## Fragmento proporcionado
Así pues, la vigilancia une a gobiernos de, por lo demás, credos políticos notablemente distintos. A comienzos del siglo XX, los imperios francés y británico crearon departamentos especializados de control para hacer frente a la amenaza de los movimientos anticolonialistas. Tras la Segunda Guerra Mundial, el Ministerio para la Seguridad del Estado de Alemania Oriental, conocido popularmente como Stasi, llegó a ser sinónimo de intrusión gubernamental en la vida privada. Y más recientemente, cuando las protestas populares de la Primavera Árabe pusieron en jaque el poder de los dictadores, los regímenes de Siria, Egipto y Libia empezaron a espiar el uso que los opositores internos hacían de internet.

Las investigaciones de Bloomberg News y el Wall Street Journal han demostrado que, cuando estas dictaduras estaban siendo arrolladas por las protestas, fueron literalmente a comprar instrumentos de vigilancia a las empresas tecnológicas occidentales. El régimen sirio de Assad mandó llamar a empleados de la empresa italiana de vigilancia Area SpA, a quienes se dijo que los sirios «necesitaban rastrear personas urgentemente». En Egipto, la policía secreta de Mubarak compró herramientas para penetrar en la encriptación de Skype e interceptar llamadas de activistas. Y en Libia, decía el Journal, varios periodistas y rebeldes que en 2011 entraron en un centro de control del gobierno descubrieron «un muro de aparatos negros del tamaño de neveras» de la empresa francesa de vigilancia Amesys. El equipo «inspeccionaba el tráfico en internet» del principal proveedor de servicios de internet en Libia, «abriendo e-mails, descifrando contraseñas, husmeando en chats online y cartografiando conexiones entre varios sospechosos».

La capacidad para escuchar a escondidas las comunicaciones de la gente confiere un poder inmenso a quienes lo hacen. Y a menos que ese poder esté sometido a una supervisión y una rendición de cuentas rigurosas, casi seguro que servirá para cometer abusos. Esperar que el gobierno de EE.UU. haga funcionar una máquina de vigilancia masiva en completo secreto sin caer en sus tentaciones contradice todos los ejemplos históricos y los datos disponibles sobre la naturaleza humana.

De hecho, antes incluso de las revelaciones de Snowden ya estaba claro que considerar a Estados Unidos una excepción en el asunto de la vigilancia era una postura muy ingenua. En 2006, en una sesión del Congreso titulada «Internet en China: ¿herramienta para la libertad o prohibición?», los oradores criticaron al unísono a las empresas tecnológicas norteamericanas que ayudaban al gobierno chino a eliminar la disidencia en internet. Christopher Smith (R-NJ), el congresista que presidía la sesión, comparó la cooperación de Yahoo! con la policía secreta china con la entrega de Ana Frank a los nazis. Fue una arenga a pleno pulmón, una actuación típica de los funcionarios norteamericanos cuando hablan de un régimen no alineado con EE.UU.

## Datos mostrados
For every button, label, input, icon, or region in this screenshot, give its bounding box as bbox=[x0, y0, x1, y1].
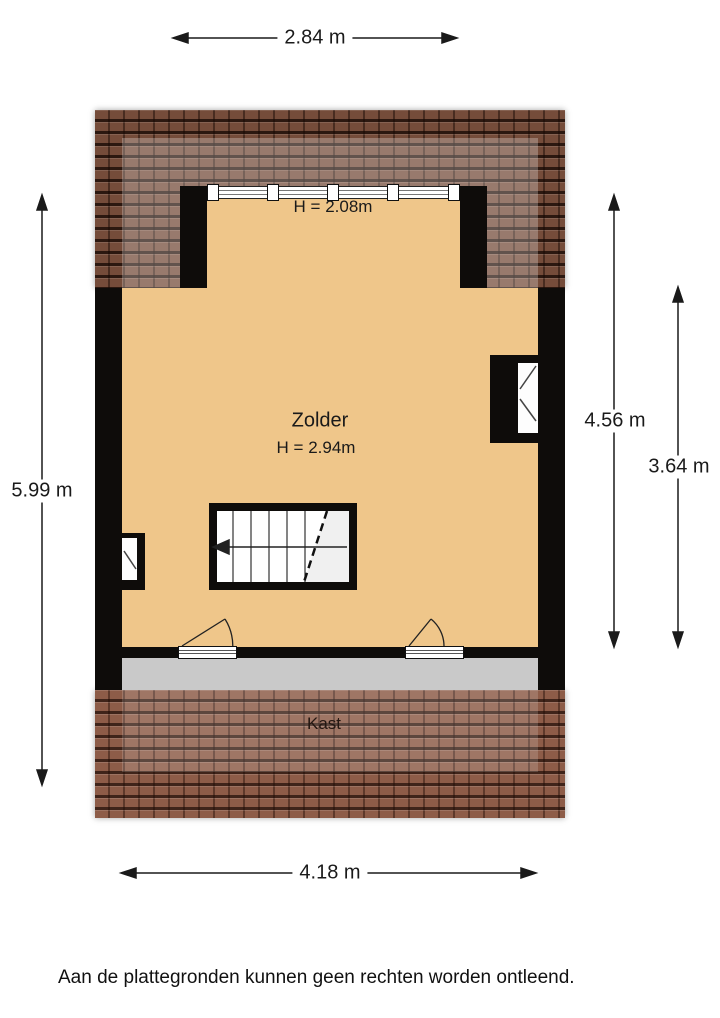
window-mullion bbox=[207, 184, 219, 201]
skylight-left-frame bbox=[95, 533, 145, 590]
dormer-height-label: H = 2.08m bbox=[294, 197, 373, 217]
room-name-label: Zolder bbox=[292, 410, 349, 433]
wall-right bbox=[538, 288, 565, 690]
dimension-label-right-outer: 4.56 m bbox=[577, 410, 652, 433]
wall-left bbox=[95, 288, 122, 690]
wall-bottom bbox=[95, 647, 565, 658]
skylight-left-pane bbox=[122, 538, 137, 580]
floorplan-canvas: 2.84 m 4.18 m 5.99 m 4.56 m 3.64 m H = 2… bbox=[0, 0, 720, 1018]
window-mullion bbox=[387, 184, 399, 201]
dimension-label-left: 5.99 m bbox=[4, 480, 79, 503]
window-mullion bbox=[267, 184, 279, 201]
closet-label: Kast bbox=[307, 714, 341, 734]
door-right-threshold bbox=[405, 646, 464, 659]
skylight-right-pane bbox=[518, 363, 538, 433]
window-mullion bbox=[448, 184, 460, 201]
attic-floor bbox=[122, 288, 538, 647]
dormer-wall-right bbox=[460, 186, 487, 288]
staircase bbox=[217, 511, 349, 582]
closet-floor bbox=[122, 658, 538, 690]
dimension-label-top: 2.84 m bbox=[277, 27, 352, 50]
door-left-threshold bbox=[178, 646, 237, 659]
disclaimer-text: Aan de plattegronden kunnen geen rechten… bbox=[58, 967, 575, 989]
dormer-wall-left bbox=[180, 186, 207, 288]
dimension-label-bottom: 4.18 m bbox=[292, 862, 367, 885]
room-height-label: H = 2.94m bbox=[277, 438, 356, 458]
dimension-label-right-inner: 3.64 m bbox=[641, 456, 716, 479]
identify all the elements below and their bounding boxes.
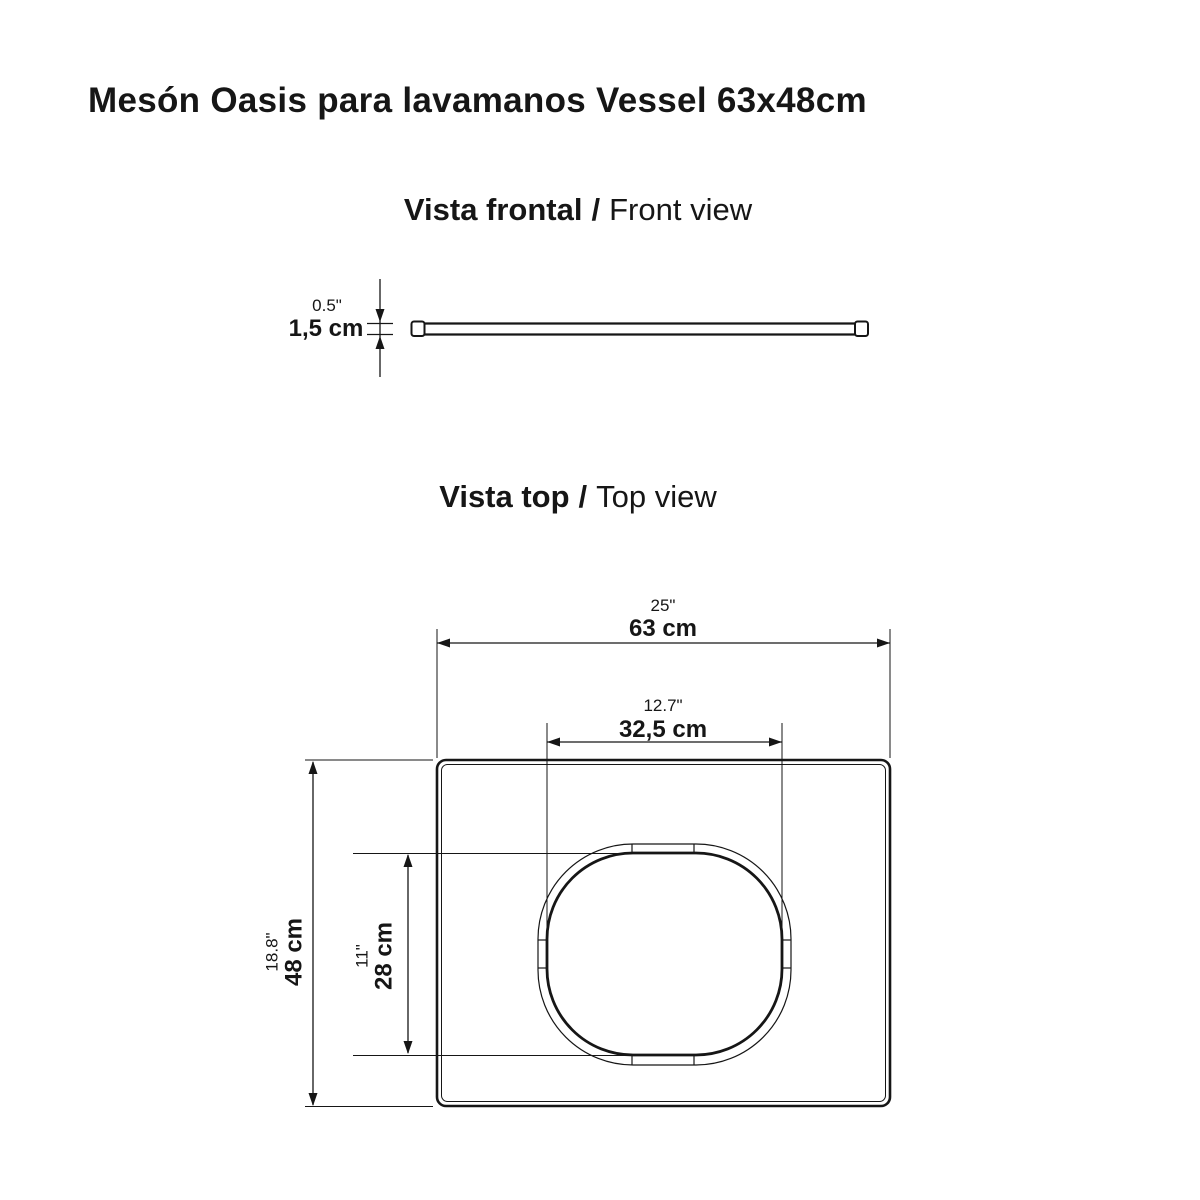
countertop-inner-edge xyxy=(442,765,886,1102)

## Tareas a realizar
(1) Según el fragmento sobre la vigilancia, el equipo de Amesys inspeccionaba el tráfico de internet. Enumera las acciones, expresadas en gerundio, con las que se describe esa inspección.
(2) Traduce al inglés esta oración del fragmento sobre la vigilancia: «La capacidad para escuchar a escondidas las comunicaciones de la gente confiere un poder inmenso a quienes lo hacen».
Las entradas provienen de una fuente distinta.

## Respuestas en orden
(1)
- Abriendo e-mails
- Descifrando contraseñas
- Husmeando en chats online
- Cartografiando conexiones entre varios sospechosos

(2) The ability to secretly listen in on people's communications confers immense power on those who do it.